→ Short exercise
Find the word "object" in the material below and gather every line that contains it.

Raw records:
>>>
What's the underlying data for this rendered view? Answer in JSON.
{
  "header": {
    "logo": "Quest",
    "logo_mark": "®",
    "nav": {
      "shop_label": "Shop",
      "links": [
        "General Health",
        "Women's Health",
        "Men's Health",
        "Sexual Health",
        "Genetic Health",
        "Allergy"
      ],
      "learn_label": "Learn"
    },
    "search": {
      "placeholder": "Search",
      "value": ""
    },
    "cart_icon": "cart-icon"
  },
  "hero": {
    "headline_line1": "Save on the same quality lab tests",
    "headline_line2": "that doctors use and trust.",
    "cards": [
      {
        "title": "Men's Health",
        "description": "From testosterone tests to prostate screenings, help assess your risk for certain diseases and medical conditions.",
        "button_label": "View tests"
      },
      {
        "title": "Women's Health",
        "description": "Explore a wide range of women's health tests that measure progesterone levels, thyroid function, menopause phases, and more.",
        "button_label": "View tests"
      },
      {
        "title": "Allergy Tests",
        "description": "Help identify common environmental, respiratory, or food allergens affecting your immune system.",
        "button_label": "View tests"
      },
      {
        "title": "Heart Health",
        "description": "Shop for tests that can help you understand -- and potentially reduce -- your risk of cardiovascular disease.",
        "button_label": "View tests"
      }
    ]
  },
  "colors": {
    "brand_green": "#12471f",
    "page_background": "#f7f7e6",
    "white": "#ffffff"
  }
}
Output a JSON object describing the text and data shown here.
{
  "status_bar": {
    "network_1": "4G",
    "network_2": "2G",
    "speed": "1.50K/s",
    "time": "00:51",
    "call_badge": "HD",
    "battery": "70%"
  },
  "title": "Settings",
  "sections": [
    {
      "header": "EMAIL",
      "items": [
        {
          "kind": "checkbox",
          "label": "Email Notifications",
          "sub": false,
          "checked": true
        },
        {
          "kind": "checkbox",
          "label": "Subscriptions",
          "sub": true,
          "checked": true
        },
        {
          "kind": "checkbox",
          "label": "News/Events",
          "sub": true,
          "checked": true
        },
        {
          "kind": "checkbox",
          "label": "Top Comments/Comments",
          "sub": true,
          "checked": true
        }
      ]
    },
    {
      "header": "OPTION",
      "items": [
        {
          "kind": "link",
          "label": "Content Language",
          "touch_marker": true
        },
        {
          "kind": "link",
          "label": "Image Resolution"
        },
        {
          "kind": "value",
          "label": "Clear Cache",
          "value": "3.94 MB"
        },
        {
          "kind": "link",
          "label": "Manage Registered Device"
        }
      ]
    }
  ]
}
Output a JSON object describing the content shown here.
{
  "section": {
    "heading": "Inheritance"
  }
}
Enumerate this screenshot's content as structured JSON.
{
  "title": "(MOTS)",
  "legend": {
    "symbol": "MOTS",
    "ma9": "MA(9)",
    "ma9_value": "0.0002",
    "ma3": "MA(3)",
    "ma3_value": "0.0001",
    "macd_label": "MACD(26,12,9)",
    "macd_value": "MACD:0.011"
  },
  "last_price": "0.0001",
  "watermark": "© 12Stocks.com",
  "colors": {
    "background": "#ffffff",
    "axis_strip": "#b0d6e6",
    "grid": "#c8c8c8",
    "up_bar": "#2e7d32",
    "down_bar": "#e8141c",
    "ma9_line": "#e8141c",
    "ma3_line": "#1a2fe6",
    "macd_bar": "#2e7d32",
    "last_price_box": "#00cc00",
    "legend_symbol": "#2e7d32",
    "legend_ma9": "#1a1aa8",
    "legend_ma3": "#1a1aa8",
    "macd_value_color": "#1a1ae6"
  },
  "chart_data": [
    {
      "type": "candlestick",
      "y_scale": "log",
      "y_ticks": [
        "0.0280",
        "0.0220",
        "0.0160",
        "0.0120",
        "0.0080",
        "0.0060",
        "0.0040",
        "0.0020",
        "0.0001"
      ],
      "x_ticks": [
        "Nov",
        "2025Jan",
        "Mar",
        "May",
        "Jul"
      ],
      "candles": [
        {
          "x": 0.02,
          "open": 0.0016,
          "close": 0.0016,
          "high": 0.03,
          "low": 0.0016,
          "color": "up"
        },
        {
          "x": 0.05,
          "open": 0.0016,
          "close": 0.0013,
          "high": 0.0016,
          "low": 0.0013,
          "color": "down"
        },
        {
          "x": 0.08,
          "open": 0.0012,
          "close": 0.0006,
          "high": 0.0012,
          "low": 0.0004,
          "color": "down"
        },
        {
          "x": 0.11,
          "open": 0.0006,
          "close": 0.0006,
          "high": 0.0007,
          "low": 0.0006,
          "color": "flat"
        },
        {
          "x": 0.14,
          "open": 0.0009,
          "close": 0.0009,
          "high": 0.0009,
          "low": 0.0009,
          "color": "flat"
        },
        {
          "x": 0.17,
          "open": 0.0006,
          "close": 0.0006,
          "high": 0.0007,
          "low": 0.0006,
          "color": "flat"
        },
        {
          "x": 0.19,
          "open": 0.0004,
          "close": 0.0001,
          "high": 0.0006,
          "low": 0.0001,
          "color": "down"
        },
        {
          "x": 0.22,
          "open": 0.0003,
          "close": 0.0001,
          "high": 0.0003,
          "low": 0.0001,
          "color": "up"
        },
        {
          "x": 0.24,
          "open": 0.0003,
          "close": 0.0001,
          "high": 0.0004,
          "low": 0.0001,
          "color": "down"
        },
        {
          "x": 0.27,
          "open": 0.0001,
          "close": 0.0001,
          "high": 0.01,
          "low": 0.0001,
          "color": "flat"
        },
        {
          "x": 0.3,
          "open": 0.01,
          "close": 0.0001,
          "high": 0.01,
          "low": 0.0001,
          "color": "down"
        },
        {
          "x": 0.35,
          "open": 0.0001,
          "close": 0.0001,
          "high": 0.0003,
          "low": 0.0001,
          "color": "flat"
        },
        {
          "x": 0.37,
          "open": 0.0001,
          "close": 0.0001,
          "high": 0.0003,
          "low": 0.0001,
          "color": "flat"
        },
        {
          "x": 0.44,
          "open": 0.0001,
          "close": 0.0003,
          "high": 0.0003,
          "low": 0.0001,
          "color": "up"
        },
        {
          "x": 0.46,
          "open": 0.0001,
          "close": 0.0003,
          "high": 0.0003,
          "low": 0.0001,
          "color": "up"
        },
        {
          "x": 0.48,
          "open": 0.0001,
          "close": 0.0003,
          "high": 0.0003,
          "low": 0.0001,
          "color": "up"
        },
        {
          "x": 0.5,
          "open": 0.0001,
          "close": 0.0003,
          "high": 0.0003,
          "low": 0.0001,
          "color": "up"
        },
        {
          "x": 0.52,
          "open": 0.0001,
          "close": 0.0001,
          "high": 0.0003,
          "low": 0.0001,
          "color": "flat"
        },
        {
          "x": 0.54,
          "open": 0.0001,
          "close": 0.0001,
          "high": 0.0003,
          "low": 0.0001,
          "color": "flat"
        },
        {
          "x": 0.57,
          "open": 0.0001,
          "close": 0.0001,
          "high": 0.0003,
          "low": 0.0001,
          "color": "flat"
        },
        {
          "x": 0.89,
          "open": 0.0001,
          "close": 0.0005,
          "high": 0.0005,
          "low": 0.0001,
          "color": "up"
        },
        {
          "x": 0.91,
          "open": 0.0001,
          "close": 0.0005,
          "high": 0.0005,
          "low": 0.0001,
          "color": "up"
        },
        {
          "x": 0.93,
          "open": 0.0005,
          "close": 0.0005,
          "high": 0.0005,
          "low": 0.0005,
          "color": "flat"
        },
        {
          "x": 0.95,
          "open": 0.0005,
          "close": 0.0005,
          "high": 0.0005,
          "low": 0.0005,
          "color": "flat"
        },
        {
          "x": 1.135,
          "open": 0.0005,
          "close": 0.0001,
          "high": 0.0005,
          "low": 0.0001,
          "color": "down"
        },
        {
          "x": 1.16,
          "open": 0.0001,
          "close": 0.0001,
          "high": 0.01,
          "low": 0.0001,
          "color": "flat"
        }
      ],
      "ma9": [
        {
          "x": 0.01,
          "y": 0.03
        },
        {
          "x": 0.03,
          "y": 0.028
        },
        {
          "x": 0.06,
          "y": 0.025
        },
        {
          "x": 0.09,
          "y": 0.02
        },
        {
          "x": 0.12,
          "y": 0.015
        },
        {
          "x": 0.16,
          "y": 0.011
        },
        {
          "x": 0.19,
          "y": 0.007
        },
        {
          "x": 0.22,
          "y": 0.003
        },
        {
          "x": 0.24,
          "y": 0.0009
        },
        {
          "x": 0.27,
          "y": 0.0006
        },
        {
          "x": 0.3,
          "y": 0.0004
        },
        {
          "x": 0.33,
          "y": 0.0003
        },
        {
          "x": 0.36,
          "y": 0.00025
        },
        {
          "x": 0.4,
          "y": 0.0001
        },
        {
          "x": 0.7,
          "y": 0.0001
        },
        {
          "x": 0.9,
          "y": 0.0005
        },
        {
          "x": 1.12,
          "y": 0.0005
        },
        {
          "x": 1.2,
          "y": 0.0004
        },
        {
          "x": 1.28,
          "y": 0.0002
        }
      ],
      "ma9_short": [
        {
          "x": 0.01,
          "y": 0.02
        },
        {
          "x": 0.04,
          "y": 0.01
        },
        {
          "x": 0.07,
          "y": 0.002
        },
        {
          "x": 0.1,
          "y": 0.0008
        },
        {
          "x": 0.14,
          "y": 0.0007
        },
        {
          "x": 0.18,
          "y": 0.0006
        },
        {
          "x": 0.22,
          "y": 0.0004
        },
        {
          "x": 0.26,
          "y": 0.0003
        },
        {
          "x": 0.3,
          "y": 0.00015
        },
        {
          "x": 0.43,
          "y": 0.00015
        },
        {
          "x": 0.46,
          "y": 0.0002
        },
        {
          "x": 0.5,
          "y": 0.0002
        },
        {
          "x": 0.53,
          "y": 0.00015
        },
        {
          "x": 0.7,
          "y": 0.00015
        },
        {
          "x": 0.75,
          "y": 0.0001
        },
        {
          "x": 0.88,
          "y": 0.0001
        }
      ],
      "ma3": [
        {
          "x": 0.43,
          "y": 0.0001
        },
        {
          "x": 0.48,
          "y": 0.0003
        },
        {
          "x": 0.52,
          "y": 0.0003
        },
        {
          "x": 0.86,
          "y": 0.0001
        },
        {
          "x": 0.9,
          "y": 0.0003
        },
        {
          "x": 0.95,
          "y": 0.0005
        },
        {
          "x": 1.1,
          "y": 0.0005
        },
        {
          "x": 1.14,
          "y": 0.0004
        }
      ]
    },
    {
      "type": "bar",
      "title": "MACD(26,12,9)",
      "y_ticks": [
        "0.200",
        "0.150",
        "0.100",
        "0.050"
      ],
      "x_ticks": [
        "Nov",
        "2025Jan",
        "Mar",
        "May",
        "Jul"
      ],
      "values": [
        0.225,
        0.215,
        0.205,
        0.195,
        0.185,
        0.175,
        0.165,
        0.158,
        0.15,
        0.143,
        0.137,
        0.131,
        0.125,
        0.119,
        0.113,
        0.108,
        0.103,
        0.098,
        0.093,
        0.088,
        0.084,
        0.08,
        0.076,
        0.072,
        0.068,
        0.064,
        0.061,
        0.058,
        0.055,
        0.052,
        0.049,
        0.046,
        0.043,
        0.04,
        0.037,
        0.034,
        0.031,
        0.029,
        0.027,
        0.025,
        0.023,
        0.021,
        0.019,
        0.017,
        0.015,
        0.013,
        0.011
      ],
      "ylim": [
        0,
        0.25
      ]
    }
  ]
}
<<<
→ In response
Output a JSON object describing the text and data shown here.
Output a JSON object describing the content shown here.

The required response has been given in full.